Given instruction
Retype the records below exactly as they appear, but leave out any pictures.

Data extract
#####

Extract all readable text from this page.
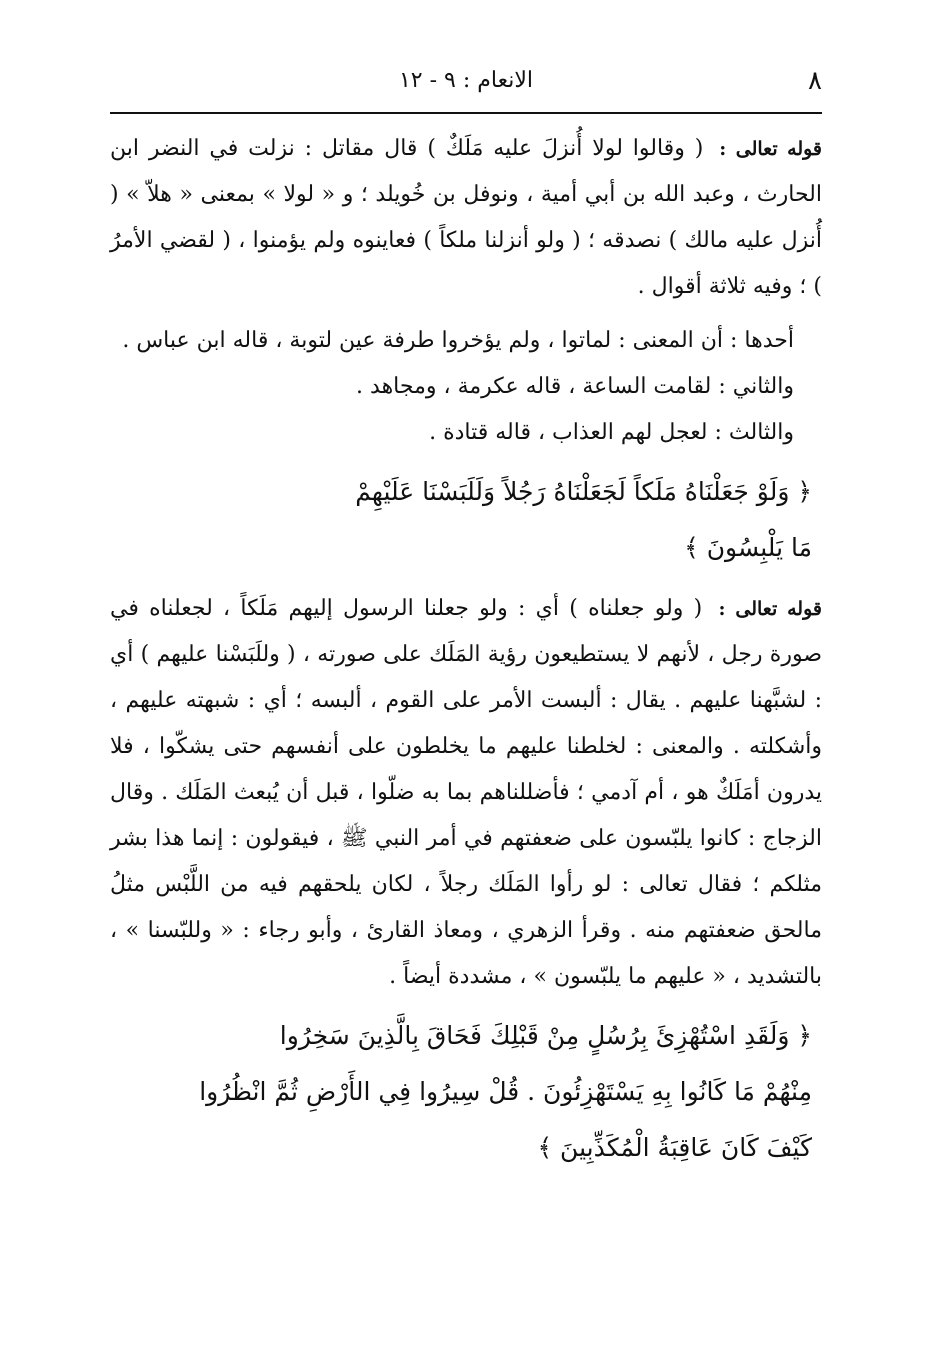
٨
الانعام : ٩ - ١٢

قوله تعالى : ( وقالوا لولا أُنزلَ عليه مَلَكٌ ) قال مقاتل : نزلت في النضر ابن الحارث ، وعبد الله بن أبي أمية ، ونوفل بن خُويلد ؛ و « لولا » بمعنى « هلاّ » ( أُنزل عليه مالك ) نصدقه ؛ ( ولو أنزلنا ملكاً ) فعاينوه ولم يؤمنوا ، ( لقضي الأمرُ ) ؛ وفيه ثلاثة أقوال .

أحدها : أن المعنى : لماتوا ، ولم يؤخروا طرفة عين لتوبة ، قاله ابن عباس .

والثاني : لقامت الساعة ، قاله عكرمة ، ومجاهد .

والثالث : لعجل لهم العذاب ، قاله قتادة .

﴿ وَلَوْ جَعَلْنَاهُ مَلَكاً لَجَعَلْنَاهُ رَجُلاً وَلَلَبَسْنَا عَلَيْهِمْ
مَا يَلْبِسُونَ ﴾

قوله تعالى : ( ولو جعلناه ) أي : ولو جعلنا الرسول إليهم مَلَكاً ، لجعلناه في صورة رجل ، لأنهم لا يستطيعون رؤية المَلَك على صورته ، ( وللَبَسْنا عليهم ) أي : لشبَّهنا عليهم . يقال : ألبست الأمر على القوم ، ألبسه ؛ أي : شبهته عليهم ، وأشكلته . والمعنى : لخلطنا عليهم ما يخلطون على أنفسهم حتى يشكّوا ، فلا يدرون أمَلَكٌ هو ، أم آدمي ؛ فأضللناهم بما به ضلّوا ، قبل أن يُبعث المَلَك . وقال الزجاج : كانوا يلبّسون على ضعفتهم في أمر النبي ﷺ ، فيقولون : إنما هذا بشر مثلكم ؛ فقال تعالى : لو رأوا المَلَك رجلاً ، لكان يلحقهم فيه من اللَّبْس مثلُ مالحق ضعفتهم منه . وقرأ الزهري ، ومعاذ القارئ ، وأبو رجاء : « وللبّسنا » ، بالتشديد ، « عليهم ما يلبّسون » ، مشددة أيضاً .

﴿ وَلَقَدِ اسْتُهْزِئَ بِرُسُلٍ مِنْ قَبْلِكَ فَحَاقَ بِالَّذِينَ سَخِرُوا
مِنْهُمْ مَا كَانُوا بِهِ يَسْتَهْزِئُونَ . قُلْ سِيرُوا فِي الأَرْضِ ثُمَّ انْظُرُوا
كَيْفَ كَانَ عَاقِبَةُ الْمُكَذِّبِينَ ﴾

#####

Exercise result
Extract all readable text from this page.
٨
الانعام : ٩ - ١٢

قوله تعالى : ( وقالوا لولا أُنزلَ عليه مَلَكٌ ) قال مقاتل : نزلت في النضر ابن الحارث ، وعبد الله بن أبي أمية ، ونوفل بن خُويلد ؛ و « لولا » بمعنى « هلاّ » ( أُنزل عليه مالك ) نصدقه ؛ ( ولو أنزلنا ملكاً ) فعاينوه ولم يؤمنوا ، ( لقضي الأمرُ ) ؛ وفيه ثلاثة أقوال .

أحدها : أن المعنى : لماتوا ، ولم يؤخروا طرفة عين لتوبة ، قاله ابن عباس .

والثاني : لقامت الساعة ، قاله عكرمة ، ومجاهد .

والثالث : لعجل لهم العذاب ، قاله قتادة .

﴿ وَلَوْ جَعَلْنَاهُ مَلَكاً لَجَعَلْنَاهُ رَجُلاً وَلَلَبَسْنَا عَلَيْهِمْ
مَا يَلْبِسُونَ ﴾

قوله تعالى : ( ولو جعلناه ) أي : ولو جعلنا الرسول إليهم مَلَكاً ، لجعلناه في صورة رجل ، لأنهم لا يستطيعون رؤية المَلَك على صورته ، ( وللَبَسْنا عليهم ) أي : لشبَّهنا عليهم . يقال : ألبست الأمر على القوم ، ألبسه ؛ أي : شبهته عليهم ، وأشكلته . والمعنى : لخلطنا عليهم ما يخلطون على أنفسهم حتى يشكّوا ، فلا يدرون أمَلَكٌ هو ، أم آدمي ؛ فأضللناهم بما به ضلّوا ، قبل أن يُبعث المَلَك . وقال الزجاج : كانوا يلبّسون على ضعفتهم في أمر النبي ﷺ ، فيقولون : إنما هذا بشر مثلكم ؛ فقال تعالى : لو رأوا المَلَك رجلاً ، لكان يلحقهم فيه من اللَّبْس مثلُ مالحق ضعفتهم منه . وقرأ الزهري ، ومعاذ القارئ ، وأبو رجاء : « وللبّسنا » ، بالتشديد ، « عليهم ما يلبّسون » ، مشددة أيضاً .

﴿ وَلَقَدِ اسْتُهْزِئَ بِرُسُلٍ مِنْ قَبْلِكَ فَحَاقَ بِالَّذِينَ سَخِرُوا
مِنْهُمْ مَا كَانُوا بِهِ يَسْتَهْزِئُونَ . قُلْ سِيرُوا فِي الأَرْضِ ثُمَّ انْظُرُوا
كَيْفَ كَانَ عَاقِبَةُ الْمُكَذِّبِينَ ﴾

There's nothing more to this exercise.